### Set problem
Look through the lines below and extract any with the word "text".

++++ Record excerpts ++++

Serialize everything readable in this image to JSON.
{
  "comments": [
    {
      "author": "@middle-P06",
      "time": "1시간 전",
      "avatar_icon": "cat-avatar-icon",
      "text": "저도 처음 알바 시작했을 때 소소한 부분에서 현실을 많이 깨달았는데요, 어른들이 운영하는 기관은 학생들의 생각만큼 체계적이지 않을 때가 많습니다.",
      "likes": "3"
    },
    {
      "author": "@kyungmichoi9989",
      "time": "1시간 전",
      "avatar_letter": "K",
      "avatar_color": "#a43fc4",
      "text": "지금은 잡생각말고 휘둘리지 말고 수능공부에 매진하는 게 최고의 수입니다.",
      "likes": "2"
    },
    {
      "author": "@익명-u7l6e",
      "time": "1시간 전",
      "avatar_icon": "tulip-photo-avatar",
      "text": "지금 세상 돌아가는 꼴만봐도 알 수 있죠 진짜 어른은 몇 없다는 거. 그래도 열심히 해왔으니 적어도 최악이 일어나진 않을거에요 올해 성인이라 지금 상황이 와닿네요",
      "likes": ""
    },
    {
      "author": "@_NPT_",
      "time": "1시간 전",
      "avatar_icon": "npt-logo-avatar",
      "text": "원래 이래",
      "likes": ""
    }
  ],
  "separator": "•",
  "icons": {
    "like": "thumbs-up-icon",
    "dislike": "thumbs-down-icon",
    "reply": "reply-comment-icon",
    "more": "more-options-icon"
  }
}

++++
++++ Record excerpts ++++

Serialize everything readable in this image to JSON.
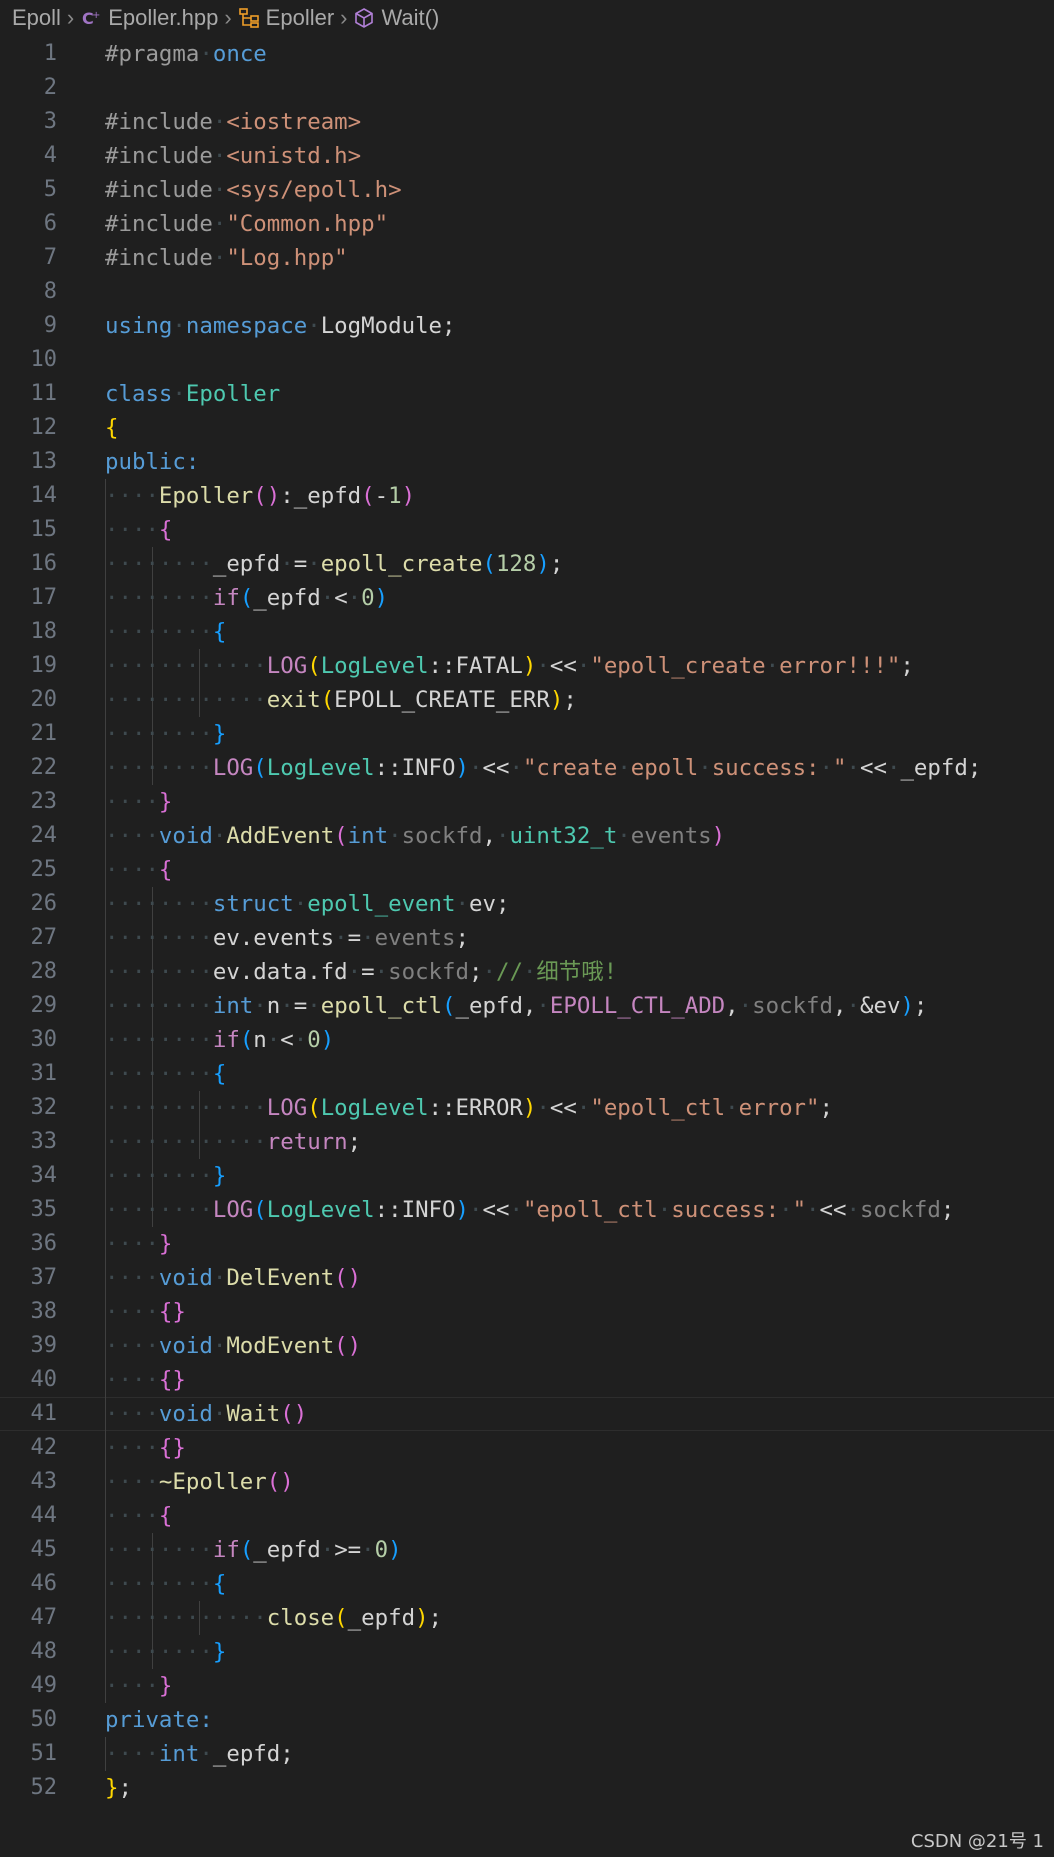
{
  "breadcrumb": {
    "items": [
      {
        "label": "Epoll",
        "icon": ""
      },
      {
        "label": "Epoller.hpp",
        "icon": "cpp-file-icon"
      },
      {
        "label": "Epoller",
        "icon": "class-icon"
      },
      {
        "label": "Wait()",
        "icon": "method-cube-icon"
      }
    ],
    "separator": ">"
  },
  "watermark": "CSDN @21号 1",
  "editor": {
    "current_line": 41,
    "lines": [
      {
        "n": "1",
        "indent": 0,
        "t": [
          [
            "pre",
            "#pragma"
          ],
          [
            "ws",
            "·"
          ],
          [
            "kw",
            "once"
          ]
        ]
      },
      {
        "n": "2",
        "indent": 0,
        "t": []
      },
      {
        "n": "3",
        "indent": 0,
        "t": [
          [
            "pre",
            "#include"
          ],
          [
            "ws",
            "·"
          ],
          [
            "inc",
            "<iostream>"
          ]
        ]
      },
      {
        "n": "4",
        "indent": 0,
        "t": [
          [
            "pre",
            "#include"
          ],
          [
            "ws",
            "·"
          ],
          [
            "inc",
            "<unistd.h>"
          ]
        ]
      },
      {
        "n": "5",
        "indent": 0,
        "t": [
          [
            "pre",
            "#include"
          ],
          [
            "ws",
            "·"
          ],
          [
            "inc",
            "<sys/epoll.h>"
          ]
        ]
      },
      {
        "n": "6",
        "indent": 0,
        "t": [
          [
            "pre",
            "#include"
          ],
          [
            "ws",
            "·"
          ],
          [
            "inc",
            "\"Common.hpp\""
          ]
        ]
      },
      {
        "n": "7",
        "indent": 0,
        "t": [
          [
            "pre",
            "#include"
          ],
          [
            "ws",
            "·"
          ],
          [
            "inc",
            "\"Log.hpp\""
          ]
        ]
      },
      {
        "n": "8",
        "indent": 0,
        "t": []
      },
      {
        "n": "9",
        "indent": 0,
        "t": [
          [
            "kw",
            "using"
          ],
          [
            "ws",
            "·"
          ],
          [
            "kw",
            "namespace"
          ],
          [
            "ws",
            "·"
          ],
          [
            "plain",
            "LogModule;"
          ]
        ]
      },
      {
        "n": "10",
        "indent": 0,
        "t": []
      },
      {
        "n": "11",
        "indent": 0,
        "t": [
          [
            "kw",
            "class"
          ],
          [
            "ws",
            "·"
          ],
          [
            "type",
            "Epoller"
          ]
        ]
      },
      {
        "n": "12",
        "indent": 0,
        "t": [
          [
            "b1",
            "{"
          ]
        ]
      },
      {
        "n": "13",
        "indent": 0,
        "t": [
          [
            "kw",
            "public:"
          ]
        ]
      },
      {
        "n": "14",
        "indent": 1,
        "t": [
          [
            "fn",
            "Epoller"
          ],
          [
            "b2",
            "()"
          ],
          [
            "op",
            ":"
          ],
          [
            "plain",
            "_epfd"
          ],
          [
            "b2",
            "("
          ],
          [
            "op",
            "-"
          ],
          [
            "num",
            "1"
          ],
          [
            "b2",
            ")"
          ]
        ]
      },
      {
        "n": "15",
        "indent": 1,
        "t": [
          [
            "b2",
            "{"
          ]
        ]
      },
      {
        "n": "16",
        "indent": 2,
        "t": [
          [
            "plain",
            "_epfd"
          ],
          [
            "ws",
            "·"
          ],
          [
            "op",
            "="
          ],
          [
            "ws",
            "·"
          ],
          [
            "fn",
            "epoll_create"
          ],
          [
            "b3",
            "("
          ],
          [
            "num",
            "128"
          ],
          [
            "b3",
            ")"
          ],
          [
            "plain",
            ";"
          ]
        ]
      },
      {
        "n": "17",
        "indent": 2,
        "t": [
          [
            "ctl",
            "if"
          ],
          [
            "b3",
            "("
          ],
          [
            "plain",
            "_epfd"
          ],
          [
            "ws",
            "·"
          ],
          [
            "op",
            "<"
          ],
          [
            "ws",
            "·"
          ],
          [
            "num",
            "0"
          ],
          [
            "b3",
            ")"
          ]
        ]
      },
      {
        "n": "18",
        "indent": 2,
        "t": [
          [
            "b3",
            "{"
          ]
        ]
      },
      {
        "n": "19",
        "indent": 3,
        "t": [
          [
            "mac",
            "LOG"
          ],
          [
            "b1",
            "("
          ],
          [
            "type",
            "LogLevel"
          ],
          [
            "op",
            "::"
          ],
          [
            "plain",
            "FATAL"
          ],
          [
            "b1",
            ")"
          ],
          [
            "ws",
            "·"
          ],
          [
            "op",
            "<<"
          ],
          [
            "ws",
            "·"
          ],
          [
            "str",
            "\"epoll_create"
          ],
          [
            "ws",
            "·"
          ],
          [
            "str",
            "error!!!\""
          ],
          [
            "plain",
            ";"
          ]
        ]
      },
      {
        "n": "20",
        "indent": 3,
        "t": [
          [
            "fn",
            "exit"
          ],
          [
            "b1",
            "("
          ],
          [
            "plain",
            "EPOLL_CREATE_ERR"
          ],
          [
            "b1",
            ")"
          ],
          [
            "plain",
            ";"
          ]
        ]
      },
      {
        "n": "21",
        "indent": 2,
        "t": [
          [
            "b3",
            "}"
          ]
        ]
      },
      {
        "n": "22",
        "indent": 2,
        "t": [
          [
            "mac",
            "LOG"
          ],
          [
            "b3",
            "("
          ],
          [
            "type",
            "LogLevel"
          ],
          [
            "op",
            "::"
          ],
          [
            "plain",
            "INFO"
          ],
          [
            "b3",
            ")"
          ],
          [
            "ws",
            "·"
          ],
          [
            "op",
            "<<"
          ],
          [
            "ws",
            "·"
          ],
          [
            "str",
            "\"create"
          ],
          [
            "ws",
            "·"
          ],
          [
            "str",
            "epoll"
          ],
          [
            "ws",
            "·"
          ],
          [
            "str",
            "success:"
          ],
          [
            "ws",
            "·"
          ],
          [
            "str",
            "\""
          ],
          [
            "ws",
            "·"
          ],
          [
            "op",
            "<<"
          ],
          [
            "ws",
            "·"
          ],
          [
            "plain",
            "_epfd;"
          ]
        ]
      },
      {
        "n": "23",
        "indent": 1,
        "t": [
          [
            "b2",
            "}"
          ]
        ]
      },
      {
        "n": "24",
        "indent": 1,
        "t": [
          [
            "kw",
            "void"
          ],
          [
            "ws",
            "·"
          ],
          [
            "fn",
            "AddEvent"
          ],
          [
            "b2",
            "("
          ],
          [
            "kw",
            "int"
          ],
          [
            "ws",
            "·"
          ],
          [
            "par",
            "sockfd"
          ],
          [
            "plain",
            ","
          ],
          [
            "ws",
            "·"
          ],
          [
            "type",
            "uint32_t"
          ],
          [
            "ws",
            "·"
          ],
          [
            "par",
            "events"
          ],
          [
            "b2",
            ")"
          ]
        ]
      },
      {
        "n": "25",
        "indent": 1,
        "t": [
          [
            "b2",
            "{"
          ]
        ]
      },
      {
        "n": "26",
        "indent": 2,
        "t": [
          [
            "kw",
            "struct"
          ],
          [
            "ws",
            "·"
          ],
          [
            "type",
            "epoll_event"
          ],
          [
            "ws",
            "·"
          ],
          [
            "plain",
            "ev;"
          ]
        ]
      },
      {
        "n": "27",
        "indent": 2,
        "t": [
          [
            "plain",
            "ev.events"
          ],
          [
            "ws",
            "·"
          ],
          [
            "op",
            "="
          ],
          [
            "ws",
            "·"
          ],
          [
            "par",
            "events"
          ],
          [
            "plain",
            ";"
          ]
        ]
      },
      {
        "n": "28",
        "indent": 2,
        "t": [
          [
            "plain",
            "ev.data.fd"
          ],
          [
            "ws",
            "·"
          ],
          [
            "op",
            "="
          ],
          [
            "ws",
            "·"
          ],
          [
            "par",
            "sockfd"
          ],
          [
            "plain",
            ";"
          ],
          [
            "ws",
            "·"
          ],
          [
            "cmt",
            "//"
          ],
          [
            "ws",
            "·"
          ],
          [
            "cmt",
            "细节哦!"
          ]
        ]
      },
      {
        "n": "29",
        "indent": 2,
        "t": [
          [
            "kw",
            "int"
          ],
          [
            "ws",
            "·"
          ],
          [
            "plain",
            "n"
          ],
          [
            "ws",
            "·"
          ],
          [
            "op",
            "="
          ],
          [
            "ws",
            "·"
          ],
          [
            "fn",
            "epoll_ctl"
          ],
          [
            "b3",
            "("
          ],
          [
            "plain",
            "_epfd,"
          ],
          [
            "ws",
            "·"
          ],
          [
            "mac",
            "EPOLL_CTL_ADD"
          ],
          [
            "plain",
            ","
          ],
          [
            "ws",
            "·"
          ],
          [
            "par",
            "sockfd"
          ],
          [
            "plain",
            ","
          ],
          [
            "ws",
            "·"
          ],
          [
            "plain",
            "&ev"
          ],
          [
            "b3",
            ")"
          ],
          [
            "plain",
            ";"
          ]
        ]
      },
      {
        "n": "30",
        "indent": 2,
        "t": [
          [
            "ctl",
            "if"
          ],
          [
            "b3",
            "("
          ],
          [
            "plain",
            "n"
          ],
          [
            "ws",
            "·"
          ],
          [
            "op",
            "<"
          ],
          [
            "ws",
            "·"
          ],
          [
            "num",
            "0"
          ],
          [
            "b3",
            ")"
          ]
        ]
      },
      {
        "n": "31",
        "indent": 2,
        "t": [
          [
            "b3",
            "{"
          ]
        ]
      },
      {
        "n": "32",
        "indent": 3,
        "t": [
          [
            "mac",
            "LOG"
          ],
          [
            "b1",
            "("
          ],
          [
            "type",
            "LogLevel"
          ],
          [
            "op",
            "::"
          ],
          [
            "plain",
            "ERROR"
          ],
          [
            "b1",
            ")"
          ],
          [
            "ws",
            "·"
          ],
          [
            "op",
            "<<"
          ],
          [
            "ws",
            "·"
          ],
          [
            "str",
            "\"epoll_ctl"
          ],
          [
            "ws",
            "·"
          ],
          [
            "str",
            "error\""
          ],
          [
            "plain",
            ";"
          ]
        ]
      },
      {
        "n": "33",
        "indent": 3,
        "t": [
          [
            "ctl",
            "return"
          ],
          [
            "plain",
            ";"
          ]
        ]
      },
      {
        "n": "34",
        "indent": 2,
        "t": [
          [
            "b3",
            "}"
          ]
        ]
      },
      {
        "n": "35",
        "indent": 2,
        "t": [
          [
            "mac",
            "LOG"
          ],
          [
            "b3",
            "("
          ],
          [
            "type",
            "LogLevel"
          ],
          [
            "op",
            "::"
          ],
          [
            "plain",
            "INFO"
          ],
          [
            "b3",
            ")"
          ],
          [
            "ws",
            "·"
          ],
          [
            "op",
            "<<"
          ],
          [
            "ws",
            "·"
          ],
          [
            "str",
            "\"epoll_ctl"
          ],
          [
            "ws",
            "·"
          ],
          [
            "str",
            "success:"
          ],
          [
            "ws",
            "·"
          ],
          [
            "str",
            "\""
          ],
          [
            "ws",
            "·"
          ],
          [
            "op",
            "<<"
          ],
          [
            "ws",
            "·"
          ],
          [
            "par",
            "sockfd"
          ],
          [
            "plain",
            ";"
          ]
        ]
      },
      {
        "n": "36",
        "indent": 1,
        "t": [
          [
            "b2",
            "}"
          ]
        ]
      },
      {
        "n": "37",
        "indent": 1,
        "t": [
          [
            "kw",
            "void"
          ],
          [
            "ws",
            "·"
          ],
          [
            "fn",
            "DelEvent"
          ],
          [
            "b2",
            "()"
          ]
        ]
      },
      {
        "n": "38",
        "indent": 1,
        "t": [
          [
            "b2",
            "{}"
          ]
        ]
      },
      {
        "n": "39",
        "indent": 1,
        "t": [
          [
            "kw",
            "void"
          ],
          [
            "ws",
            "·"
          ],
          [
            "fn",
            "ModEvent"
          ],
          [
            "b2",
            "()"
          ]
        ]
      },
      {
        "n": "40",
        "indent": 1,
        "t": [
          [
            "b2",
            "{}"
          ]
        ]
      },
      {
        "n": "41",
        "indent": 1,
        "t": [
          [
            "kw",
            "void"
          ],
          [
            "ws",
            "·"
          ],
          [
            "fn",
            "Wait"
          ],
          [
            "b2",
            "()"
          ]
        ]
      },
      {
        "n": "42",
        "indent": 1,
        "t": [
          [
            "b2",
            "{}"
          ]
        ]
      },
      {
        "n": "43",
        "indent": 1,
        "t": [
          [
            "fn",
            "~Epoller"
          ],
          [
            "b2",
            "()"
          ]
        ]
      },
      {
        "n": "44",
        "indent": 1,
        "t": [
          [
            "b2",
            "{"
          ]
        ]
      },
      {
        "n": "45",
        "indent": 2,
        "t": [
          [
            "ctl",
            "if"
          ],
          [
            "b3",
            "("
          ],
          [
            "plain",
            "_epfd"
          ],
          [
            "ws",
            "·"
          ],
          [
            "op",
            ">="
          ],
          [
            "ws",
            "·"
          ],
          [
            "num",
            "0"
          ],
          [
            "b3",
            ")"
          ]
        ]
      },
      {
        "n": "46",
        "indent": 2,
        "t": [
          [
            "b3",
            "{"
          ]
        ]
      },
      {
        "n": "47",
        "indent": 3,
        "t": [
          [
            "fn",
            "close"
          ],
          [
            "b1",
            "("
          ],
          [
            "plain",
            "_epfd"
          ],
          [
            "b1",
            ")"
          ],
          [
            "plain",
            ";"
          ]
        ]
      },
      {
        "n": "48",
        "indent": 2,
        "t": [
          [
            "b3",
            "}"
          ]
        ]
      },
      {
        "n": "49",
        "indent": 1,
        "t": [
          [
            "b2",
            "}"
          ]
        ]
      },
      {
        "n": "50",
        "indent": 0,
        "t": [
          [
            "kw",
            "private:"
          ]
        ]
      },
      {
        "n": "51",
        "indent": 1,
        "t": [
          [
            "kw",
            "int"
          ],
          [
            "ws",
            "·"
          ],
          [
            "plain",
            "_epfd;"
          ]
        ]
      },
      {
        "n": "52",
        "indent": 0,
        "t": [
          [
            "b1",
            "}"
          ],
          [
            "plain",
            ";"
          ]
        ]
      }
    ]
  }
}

++++

### Final result
      "text": "저도 처음 알바 시작했을 때 소소한 부분에서 현실을 많이 깨달았는데요, 어른들이 운영하는 기관은 학생들의 생각만큼 체계적이지 않을 때가 많습니다.",
      "text": "지금은 잡생각말고 휘둘리지 말고 수능공부에 매진하는 게 최고의 수입니다.",
      "text": "지금 세상 돌아가는 꼴만봐도 알 수 있죠 진짜 어른은 몇 없다는 거. 그래도 열심히 해왔으니 적어도 최악이 일어나진 않을거에요 올해 성인이라 지금 상황이 와닿네요",
      "text": "원래 이래",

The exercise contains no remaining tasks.